EXERCISE AIM: Return the material word for word. Do not include pictures.

++++++

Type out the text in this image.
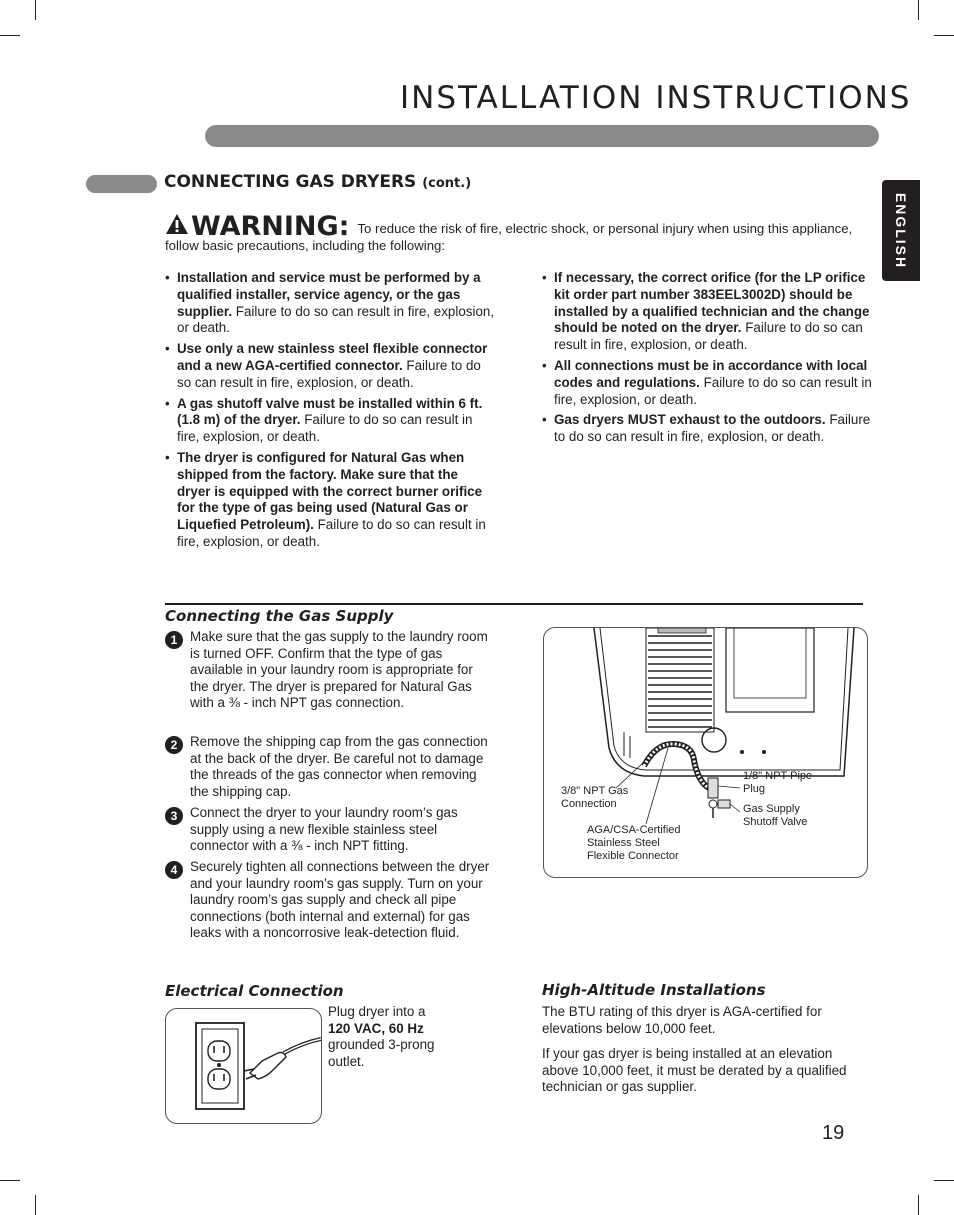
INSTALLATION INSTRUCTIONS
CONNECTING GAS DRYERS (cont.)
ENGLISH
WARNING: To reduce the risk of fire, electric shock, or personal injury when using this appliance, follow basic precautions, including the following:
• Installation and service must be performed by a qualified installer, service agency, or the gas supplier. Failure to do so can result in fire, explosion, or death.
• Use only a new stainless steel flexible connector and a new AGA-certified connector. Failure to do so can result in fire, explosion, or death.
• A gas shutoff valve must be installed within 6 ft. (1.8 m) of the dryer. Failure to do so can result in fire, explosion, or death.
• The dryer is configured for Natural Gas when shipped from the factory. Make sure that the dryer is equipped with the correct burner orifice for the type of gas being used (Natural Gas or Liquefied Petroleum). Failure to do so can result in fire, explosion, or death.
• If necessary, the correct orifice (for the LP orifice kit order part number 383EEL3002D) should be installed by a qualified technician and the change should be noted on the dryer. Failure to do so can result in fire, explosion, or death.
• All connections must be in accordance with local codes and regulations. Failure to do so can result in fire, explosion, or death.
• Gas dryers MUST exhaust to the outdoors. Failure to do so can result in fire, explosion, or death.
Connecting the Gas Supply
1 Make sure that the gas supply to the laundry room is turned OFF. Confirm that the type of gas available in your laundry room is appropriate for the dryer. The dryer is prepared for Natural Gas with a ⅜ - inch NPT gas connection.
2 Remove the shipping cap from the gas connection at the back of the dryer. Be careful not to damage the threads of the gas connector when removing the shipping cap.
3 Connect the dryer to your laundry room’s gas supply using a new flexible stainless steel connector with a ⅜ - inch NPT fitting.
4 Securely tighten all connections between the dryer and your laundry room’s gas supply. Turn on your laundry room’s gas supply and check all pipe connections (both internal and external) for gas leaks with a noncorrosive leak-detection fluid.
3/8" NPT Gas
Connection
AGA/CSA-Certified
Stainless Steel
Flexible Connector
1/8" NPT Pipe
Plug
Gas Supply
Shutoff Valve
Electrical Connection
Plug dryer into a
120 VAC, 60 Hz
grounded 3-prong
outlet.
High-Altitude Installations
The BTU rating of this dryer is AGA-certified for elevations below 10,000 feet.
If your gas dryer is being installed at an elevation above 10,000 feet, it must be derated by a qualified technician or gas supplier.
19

++++++

ANSWER TO THE TASK:
Type out the text in this image.
INSTALLATION INSTRUCTIONS
CONNECTING GAS DRYERS (cont.)
ENGLISH
WARNING: To reduce the risk of fire, electric shock, or personal injury when using this appliance, follow basic precautions, including the following:
• Installation and service must be performed by a qualified installer, service agency, or the gas supplier. Failure to do so can result in fire, explosion, or death.
• Use only a new stainless steel flexible connector and a new AGA-certified connector. Failure to do so can result in fire, explosion, or death.
• A gas shutoff valve must be installed within 6 ft. (1.8 m) of the dryer. Failure to do so can result in fire, explosion, or death.
• The dryer is configured for Natural Gas when shipped from the factory. Make sure that the dryer is equipped with the correct burner orifice for the type of gas being used (Natural Gas or Liquefied Petroleum). Failure to do so can result in fire, explosion, or death.
• If necessary, the correct orifice (for the LP orifice kit order part number 383EEL3002D) should be installed by a qualified technician and the change should be noted on the dryer. Failure to do so can result in fire, explosion, or death.
• All connections must be in accordance with local codes and regulations. Failure to do so can result in fire, explosion, or death.
• Gas dryers MUST exhaust to the outdoors. Failure to do so can result in fire, explosion, or death.
Connecting the Gas Supply
1 Make sure that the gas supply to the laundry room is turned OFF. Confirm that the type of gas available in your laundry room is appropriate for the dryer. The dryer is prepared for Natural Gas with a ⅜ - inch NPT gas connection.
2 Remove the shipping cap from the gas connection at the back of the dryer. Be careful not to damage the threads of the gas connector when removing the shipping cap.
3 Connect the dryer to your laundry room’s gas supply using a new flexible stainless steel connector with a ⅜ - inch NPT fitting.
4 Securely tighten all connections between the dryer and your laundry room’s gas supply. Turn on your laundry room’s gas supply and check all pipe connections (both internal and external) for gas leaks with a noncorrosive leak-detection fluid.
3/8" NPT Gas
Connection
AGA/CSA-Certified
Stainless Steel
Flexible Connector
1/8" NPT Pipe
Plug
Gas Supply
Shutoff Valve
Electrical Connection
Plug dryer into a
120 VAC, 60 Hz
grounded 3-prong
outlet.
High-Altitude Installations
The BTU rating of this dryer is AGA-certified for elevations below 10,000 feet.
If your gas dryer is being installed at an elevation above 10,000 feet, it must be derated by a qualified technician or gas supplier.
19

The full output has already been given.